* [Exercise]
Search the material and gather each line with "соль" in it.

* [Data for the task]
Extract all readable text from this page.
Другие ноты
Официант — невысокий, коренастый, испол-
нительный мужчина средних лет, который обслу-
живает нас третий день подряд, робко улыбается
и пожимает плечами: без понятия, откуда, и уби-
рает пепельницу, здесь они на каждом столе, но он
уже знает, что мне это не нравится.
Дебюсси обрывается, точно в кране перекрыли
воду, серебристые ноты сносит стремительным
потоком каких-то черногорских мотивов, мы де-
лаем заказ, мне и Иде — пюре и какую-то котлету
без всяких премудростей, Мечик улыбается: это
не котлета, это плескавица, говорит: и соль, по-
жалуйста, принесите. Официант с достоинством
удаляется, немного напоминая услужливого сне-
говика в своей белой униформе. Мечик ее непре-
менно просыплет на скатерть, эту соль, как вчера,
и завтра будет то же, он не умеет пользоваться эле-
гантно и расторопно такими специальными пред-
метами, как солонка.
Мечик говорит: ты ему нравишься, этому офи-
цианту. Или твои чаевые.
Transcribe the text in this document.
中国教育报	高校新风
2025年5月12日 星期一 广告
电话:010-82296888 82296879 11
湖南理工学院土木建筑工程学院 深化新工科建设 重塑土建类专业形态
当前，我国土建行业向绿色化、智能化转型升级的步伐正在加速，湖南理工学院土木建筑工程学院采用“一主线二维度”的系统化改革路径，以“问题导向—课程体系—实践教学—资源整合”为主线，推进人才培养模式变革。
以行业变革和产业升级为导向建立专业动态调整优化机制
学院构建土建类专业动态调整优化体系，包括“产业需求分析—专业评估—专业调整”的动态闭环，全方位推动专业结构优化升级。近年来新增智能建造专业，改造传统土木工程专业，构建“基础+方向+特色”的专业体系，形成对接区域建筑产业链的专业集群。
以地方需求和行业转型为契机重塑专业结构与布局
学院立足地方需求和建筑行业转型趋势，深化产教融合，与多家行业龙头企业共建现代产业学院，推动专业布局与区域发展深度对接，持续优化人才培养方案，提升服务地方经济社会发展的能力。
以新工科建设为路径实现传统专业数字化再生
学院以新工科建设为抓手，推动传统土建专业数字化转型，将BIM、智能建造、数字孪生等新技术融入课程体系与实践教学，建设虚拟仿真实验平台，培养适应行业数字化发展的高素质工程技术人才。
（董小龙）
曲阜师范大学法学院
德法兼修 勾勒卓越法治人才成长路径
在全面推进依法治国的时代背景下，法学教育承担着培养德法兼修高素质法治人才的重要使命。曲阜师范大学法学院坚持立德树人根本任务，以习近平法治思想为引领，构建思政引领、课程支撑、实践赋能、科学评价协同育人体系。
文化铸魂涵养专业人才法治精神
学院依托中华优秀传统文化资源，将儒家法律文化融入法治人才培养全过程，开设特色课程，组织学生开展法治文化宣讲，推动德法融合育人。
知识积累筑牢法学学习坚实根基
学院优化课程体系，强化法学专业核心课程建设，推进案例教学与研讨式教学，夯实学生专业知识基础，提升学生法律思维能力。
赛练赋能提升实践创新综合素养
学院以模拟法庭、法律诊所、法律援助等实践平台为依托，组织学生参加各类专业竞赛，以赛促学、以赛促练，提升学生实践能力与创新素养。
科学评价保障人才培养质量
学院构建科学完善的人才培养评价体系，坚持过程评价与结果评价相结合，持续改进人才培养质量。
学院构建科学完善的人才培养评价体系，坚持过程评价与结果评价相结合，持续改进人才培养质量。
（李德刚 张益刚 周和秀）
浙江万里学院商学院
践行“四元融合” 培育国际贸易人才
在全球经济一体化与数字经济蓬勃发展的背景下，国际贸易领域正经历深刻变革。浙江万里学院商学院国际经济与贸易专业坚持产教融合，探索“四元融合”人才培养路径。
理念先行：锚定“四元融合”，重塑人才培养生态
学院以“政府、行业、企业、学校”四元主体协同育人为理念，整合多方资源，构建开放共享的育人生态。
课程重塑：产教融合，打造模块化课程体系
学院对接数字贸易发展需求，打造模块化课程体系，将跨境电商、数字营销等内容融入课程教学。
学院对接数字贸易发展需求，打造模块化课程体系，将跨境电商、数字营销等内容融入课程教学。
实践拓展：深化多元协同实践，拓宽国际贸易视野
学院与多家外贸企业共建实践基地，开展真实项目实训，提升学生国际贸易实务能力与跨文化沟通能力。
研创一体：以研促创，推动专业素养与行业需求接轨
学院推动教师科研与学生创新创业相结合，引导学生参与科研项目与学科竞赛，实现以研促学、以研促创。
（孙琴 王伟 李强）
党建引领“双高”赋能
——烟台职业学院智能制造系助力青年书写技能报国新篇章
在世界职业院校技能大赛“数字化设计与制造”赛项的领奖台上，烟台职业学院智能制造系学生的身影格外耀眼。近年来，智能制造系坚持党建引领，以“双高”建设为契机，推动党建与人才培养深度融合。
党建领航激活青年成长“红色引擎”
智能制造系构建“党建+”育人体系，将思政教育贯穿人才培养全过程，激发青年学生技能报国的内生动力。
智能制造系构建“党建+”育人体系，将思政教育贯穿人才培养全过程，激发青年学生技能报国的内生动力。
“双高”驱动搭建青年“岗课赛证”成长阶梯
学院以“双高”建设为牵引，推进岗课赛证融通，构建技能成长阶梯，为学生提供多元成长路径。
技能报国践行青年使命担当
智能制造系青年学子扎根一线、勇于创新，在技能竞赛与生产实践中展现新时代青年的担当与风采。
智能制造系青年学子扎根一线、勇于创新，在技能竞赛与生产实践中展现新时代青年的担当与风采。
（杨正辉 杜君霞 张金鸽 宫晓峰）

* [Response]
не котлета, это плескавица, говорит: и соль, по-
менно просыплет на скатерть, эту соль, как вчера,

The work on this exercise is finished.